■ **YOUR OBJECTIVE**:
Below are records; work out how many of their lines contain "website" and give only that number.

Collected data:
——————

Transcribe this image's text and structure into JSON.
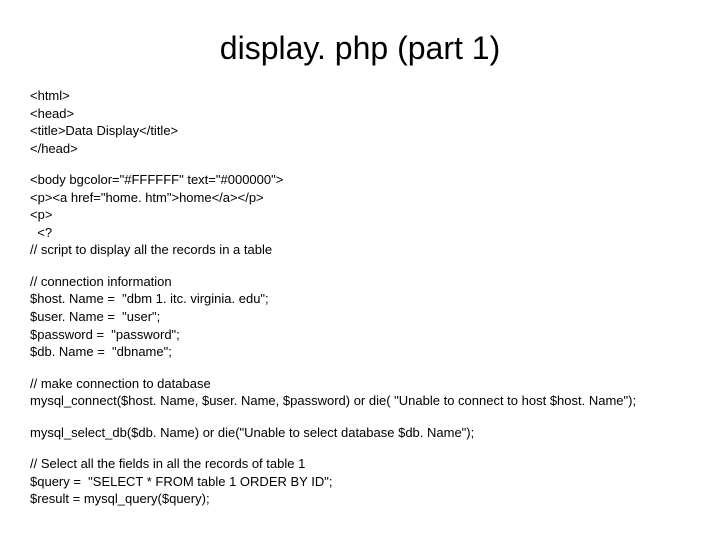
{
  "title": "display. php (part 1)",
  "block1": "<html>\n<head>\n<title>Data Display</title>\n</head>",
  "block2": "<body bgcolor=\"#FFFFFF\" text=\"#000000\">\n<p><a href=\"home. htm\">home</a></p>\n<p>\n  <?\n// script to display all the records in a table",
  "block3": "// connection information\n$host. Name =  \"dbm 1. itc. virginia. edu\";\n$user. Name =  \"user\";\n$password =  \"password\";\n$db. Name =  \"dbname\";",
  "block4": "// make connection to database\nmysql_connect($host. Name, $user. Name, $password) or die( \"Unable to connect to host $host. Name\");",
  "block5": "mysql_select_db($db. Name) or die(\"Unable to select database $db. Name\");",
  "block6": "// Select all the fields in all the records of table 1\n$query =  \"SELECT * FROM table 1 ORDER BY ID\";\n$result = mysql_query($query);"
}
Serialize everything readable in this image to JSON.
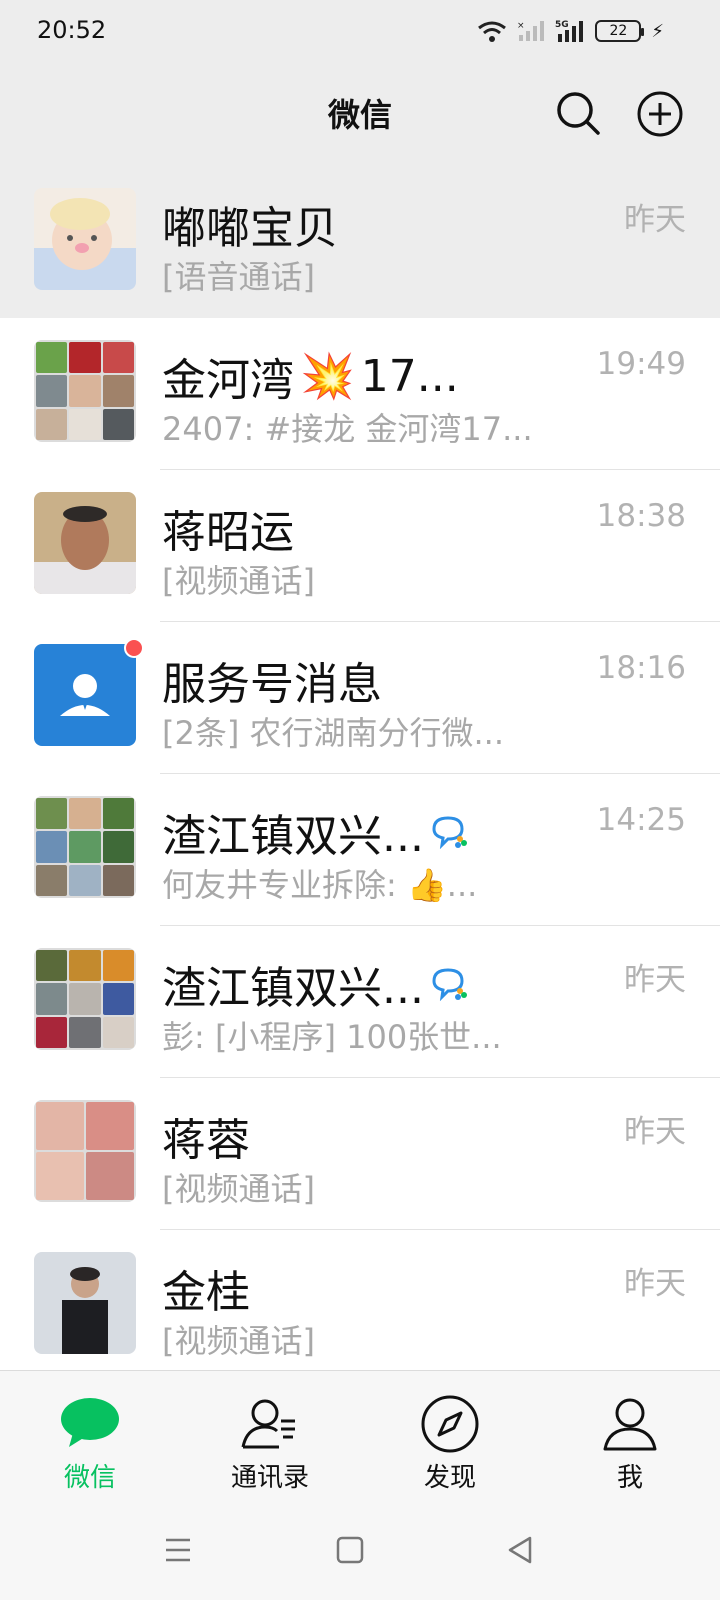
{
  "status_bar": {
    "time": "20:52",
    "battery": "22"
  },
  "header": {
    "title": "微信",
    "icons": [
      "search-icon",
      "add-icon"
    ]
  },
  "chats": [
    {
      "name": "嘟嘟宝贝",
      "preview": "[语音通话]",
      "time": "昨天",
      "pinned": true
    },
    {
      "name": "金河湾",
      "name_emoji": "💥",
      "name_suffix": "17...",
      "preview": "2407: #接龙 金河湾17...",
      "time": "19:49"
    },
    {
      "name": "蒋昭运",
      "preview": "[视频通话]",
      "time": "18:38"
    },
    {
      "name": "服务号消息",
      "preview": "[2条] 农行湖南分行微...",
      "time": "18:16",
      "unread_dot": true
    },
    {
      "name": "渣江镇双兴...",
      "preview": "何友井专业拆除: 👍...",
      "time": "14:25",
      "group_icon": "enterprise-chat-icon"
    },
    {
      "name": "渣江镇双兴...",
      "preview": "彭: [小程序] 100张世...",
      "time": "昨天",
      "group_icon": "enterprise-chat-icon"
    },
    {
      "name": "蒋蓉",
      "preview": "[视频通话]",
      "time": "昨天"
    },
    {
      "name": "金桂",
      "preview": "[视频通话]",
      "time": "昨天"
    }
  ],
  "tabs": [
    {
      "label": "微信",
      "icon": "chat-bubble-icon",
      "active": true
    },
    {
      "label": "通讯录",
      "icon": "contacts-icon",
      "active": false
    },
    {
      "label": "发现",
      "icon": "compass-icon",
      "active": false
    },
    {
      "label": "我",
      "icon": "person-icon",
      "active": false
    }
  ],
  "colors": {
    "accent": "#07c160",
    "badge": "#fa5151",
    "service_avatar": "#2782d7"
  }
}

——————

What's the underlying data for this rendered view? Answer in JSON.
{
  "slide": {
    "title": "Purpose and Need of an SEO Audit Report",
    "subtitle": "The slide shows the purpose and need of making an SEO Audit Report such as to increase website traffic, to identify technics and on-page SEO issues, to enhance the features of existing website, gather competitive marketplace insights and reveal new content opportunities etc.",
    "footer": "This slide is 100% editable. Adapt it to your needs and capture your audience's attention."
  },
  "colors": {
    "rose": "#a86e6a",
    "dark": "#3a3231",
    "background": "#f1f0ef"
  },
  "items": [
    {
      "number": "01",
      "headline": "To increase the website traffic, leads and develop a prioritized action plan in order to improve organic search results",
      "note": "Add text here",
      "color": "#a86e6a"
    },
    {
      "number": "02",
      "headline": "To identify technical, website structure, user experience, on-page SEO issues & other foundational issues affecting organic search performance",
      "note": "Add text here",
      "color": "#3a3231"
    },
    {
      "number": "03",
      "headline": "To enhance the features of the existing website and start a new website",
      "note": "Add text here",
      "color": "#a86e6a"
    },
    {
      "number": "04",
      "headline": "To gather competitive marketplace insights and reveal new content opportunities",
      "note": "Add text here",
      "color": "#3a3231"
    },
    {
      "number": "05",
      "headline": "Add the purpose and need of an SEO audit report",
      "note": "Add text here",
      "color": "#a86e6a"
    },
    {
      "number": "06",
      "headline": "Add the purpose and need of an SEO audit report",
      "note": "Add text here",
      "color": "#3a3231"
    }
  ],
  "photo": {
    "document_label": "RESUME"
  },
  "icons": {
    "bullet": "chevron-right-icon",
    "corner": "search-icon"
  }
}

——————

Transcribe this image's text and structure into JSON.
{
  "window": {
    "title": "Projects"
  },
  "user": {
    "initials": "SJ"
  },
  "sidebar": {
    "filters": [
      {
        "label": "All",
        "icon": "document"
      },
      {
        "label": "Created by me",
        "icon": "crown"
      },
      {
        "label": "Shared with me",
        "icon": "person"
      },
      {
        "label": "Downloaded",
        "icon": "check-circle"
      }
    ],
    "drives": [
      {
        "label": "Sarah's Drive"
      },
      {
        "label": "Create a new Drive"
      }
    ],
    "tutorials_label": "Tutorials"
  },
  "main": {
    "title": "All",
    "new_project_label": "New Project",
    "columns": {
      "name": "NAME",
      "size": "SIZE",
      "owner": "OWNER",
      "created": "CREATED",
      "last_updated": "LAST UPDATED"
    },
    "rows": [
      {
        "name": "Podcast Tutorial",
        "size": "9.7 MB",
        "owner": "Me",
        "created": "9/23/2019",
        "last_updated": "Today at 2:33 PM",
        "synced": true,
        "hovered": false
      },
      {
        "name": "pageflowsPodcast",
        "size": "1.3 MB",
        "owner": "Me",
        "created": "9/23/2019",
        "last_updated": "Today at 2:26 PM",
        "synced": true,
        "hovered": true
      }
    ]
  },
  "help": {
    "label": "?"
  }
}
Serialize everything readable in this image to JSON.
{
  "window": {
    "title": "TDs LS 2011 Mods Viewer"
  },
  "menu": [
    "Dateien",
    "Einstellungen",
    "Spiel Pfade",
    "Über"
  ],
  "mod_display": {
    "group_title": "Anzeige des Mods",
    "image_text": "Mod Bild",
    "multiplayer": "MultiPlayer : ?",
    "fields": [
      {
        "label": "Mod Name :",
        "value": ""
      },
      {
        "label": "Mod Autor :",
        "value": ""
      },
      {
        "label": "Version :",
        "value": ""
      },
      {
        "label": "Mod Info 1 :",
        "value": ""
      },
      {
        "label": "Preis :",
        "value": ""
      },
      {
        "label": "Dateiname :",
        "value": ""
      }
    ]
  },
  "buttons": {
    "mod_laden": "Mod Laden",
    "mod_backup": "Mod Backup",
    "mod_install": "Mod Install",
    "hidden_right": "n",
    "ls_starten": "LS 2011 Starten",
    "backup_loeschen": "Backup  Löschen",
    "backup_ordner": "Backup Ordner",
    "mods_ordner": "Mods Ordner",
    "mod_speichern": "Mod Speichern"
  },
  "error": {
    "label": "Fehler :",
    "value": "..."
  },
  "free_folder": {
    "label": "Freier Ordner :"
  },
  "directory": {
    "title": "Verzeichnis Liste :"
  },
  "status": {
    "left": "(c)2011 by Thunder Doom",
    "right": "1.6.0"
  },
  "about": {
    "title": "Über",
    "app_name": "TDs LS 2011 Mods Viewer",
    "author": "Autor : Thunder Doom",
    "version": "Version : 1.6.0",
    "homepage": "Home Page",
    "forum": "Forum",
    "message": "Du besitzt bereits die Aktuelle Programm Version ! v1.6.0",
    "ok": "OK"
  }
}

——————

■ **REPLY**:
4